(Task requirements): Without including any images, reproduce each entry exactly.

(Data extract):

^^^^

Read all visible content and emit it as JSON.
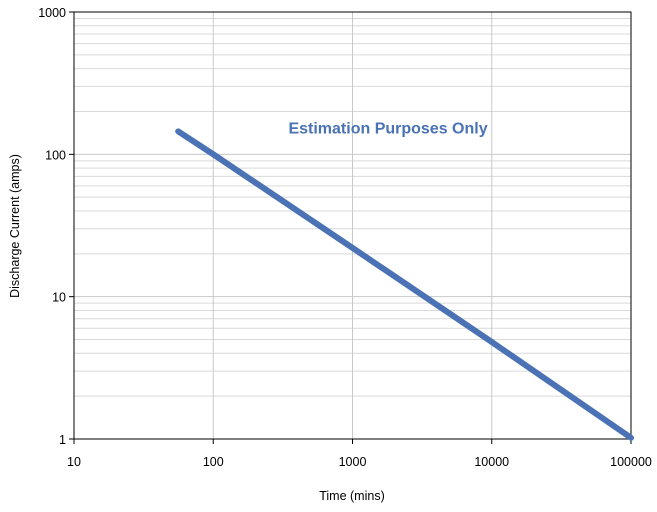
{
  "chart_data": {
    "type": "line",
    "title": "",
    "xlabel": "Time (mins)",
    "ylabel": "Discharge Current (amps)",
    "x_scale": "log",
    "y_scale": "log",
    "xlim": [
      10,
      100000
    ],
    "ylim": [
      1,
      1000
    ],
    "x_ticks": [
      "10",
      "100",
      "1000",
      "10000",
      "100000"
    ],
    "y_ticks": [
      "1",
      "10",
      "100",
      "1000"
    ],
    "grid": true,
    "series": [
      {
        "x": [
          56,
          100,
          1000,
          10000,
          100000
        ],
        "y": [
          145,
          100,
          22,
          4.8,
          1.02
        ]
      }
    ],
    "annotations": [
      {
        "text": "Estimation Purposes Only",
        "x": 1800,
        "y": 140
      }
    ],
    "colors": {
      "line": "#4a72b4",
      "annotation": "#4a72b4",
      "major_grid": "#c8c8c8",
      "minor_grid": "#d9d9d9",
      "axis": "#000000"
    }
  }
}
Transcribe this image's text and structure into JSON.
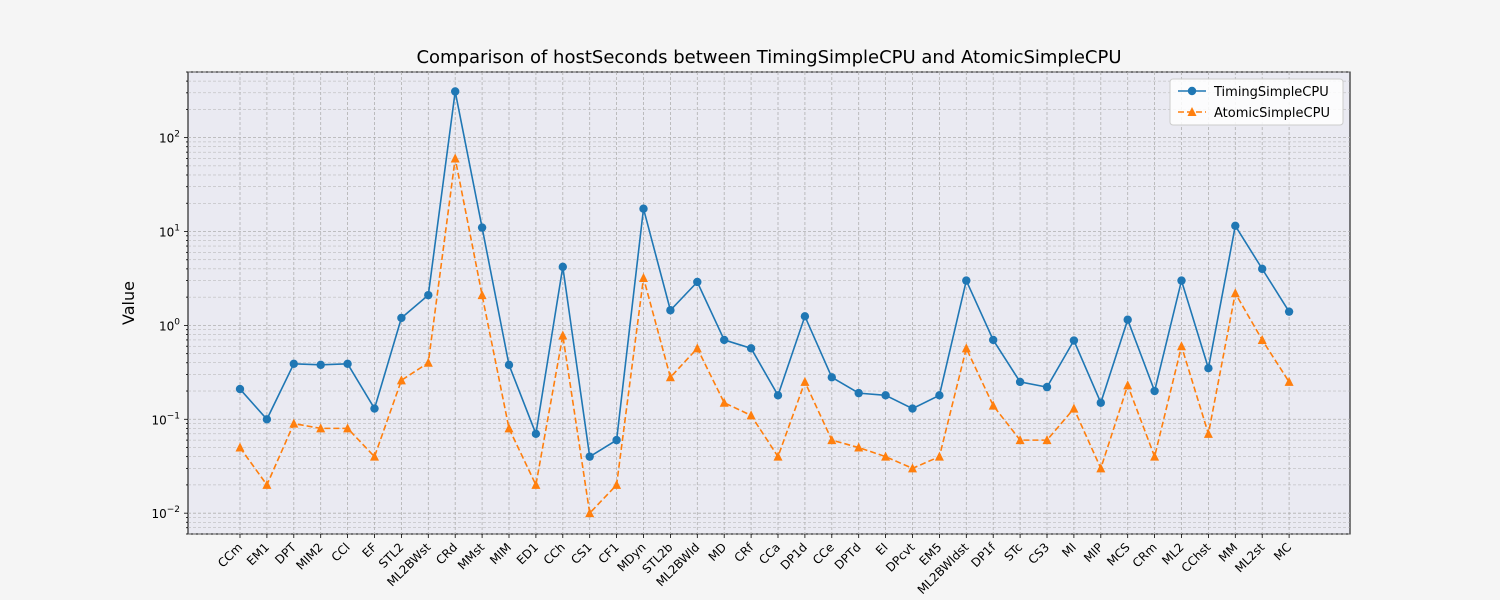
{
  "chart_data": {
    "type": "line",
    "title": "Comparison of hostSeconds between TimingSimpleCPU and AtomicSimpleCPU",
    "xlabel": "",
    "ylabel": "Value",
    "yscale": "log",
    "ylim": [
      0.006,
      500
    ],
    "grid": true,
    "legend_position": "top-right",
    "categories": [
      "CCm",
      "EM1",
      "DPT",
      "MIM2",
      "CCl",
      "EF",
      "STL2",
      "ML2BWst",
      "CRd",
      "MMst",
      "MIM",
      "ED1",
      "CCh",
      "CS1",
      "CF1",
      "MDyn",
      "STL2b",
      "ML2BWld",
      "MD",
      "CRf",
      "CCa",
      "DP1d",
      "CCe",
      "DPTd",
      "EI",
      "DPcvt",
      "EM5",
      "ML2BWldst",
      "DP1f",
      "STc",
      "CS3",
      "MI",
      "MIP",
      "MCS",
      "CRm",
      "ML2",
      "CChst",
      "MM",
      "ML2st",
      "MC"
    ],
    "series": [
      {
        "name": "TimingSimpleCPU",
        "color": "#1f77b4",
        "marker": "circle",
        "linestyle": "solid",
        "values": [
          0.21,
          0.1,
          0.39,
          0.38,
          0.39,
          0.13,
          1.2,
          2.1,
          310,
          11,
          0.38,
          0.07,
          4.2,
          0.04,
          0.06,
          17.5,
          1.45,
          2.9,
          0.7,
          0.57,
          0.18,
          1.25,
          0.28,
          0.19,
          0.18,
          0.13,
          0.18,
          3.0,
          0.7,
          0.25,
          0.22,
          0.69,
          0.15,
          1.15,
          0.2,
          3.0,
          0.35,
          11.5,
          4.0,
          1.4
        ]
      },
      {
        "name": "AtomicSimpleCPU",
        "color": "#ff7f0e",
        "marker": "triangle",
        "linestyle": "dashed",
        "values": [
          0.05,
          0.02,
          0.09,
          0.08,
          0.08,
          0.04,
          0.26,
          0.4,
          60,
          2.1,
          0.08,
          0.02,
          0.78,
          0.01,
          0.02,
          3.2,
          0.28,
          0.57,
          0.15,
          0.11,
          0.04,
          0.25,
          0.06,
          0.05,
          0.04,
          0.03,
          0.04,
          0.57,
          0.14,
          0.06,
          0.06,
          0.13,
          0.03,
          0.23,
          0.04,
          0.6,
          0.07,
          2.2,
          0.7,
          0.25
        ]
      }
    ],
    "yticks": [
      {
        "value": 0.01,
        "base": "10",
        "exp": "−2"
      },
      {
        "value": 0.1,
        "base": "10",
        "exp": "−1"
      },
      {
        "value": 1,
        "base": "10",
        "exp": "0"
      },
      {
        "value": 10,
        "base": "10",
        "exp": "1"
      },
      {
        "value": 100,
        "base": "10",
        "exp": "2"
      }
    ]
  }
}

^^^^

(Full response):
Read all visible content and emit it as JSON.
{
  "chart_data": {
    "type": "line",
    "title": "",
    "xlabel": "Time (mins)",
    "ylabel": "Discharge Current (amps)",
    "x_scale": "log",
    "y_scale": "log",
    "xlim": [
      10,
      100000
    ],
    "ylim": [
      1,
      1000
    ],
    "x_ticks": [
      "10",
      "100",
      "1000",
      "10000",
      "100000"
    ],
    "y_ticks": [
      "1",
      "10",
      "100",
      "1000"
    ],
    "grid": true,
    "series": [
      {
        "x": [
          56,
          100,
          1000,
          10000,
          100000
        ],
        "y": [
          145,
          100,
          22,
          4.8,
          1.02
        ]
      }
    ],
    "annotations": [
      {
        "text": "Estimation Purposes Only",
        "x": 1800,
        "y": 140
      }
    ],
    "colors": {
      "line": "#4a72b4",
      "annotation": "#4a72b4",
      "major_grid": "#c8c8c8",
      "minor_grid": "#d9d9d9",
      "axis": "#000000"
    }
  }
}
Transcribe this image's text and structure into JSON.
{
  "chart_data": {
    "type": "line",
    "title": "Comparison of hostSeconds between TimingSimpleCPU and AtomicSimpleCPU",
    "xlabel": "",
    "ylabel": "Value",
    "yscale": "log",
    "ylim": [
      0.006,
      500
    ],
    "grid": true,
    "legend_position": "top-right",
    "categories": [
      "CCm",
      "EM1",
      "DPT",
      "MIM2",
      "CCl",
      "EF",
      "STL2",
      "ML2BWst",
      "CRd",
      "MMst",
      "MIM",
      "ED1",
      "CCh",
      "CS1",
      "CF1",
      "MDyn",
      "STL2b",
      "ML2BWld",
      "MD",
      "CRf",
      "CCa",
      "DP1d",
      "CCe",
      "DPTd",
      "EI",
      "DPcvt",
      "EM5",
      "ML2BWldst",
      "DP1f",
      "STc",
      "CS3",
      "MI",
      "MIP",
      "MCS",
      "CRm",
      "ML2",
      "CChst",
      "MM",
      "ML2st",
      "MC"
    ],
    "series": [
      {
        "name": "TimingSimpleCPU",
        "color": "#1f77b4",
        "marker": "circle",
        "linestyle": "solid",
        "values": [
          0.21,
          0.1,
          0.39,
          0.38,
          0.39,
          0.13,
          1.2,
          2.1,
          310,
          11,
          0.38,
          0.07,
          4.2,
          0.04,
          0.06,
          17.5,
          1.45,
          2.9,
          0.7,
          0.57,
          0.18,
          1.25,
          0.28,
          0.19,
          0.18,
          0.13,
          0.18,
          3.0,
          0.7,
          0.25,
          0.22,
          0.69,
          0.15,
          1.15,
          0.2,
          3.0,
          0.35,
          11.5,
          4.0,
          1.4
        ]
      },
      {
        "name": "AtomicSimpleCPU",
        "color": "#ff7f0e",
        "marker": "triangle",
        "linestyle": "dashed",
        "values": [
          0.05,
          0.02,
          0.09,
          0.08,
          0.08,
          0.04,
          0.26,
          0.4,
          60,
          2.1,
          0.08,
          0.02,
          0.78,
          0.01,
          0.02,
          3.2,
          0.28,
          0.57,
          0.15,
          0.11,
          0.04,
          0.25,
          0.06,
          0.05,
          0.04,
          0.03,
          0.04,
          0.57,
          0.14,
          0.06,
          0.06,
          0.13,
          0.03,
          0.23,
          0.04,
          0.6,
          0.07,
          2.2,
          0.7,
          0.25
        ]
      }
    ],
    "yticks": [
      {
        "value": 0.01,
        "base": "10",
        "exp": "−2"
      },
      {
        "value": 0.1,
        "base": "10",
        "exp": "−1"
      },
      {
        "value": 1,
        "base": "10",
        "exp": "0"
      },
      {
        "value": 10,
        "base": "10",
        "exp": "1"
      },
      {
        "value": 100,
        "base": "10",
        "exp": "2"
      }
    ]
  }
}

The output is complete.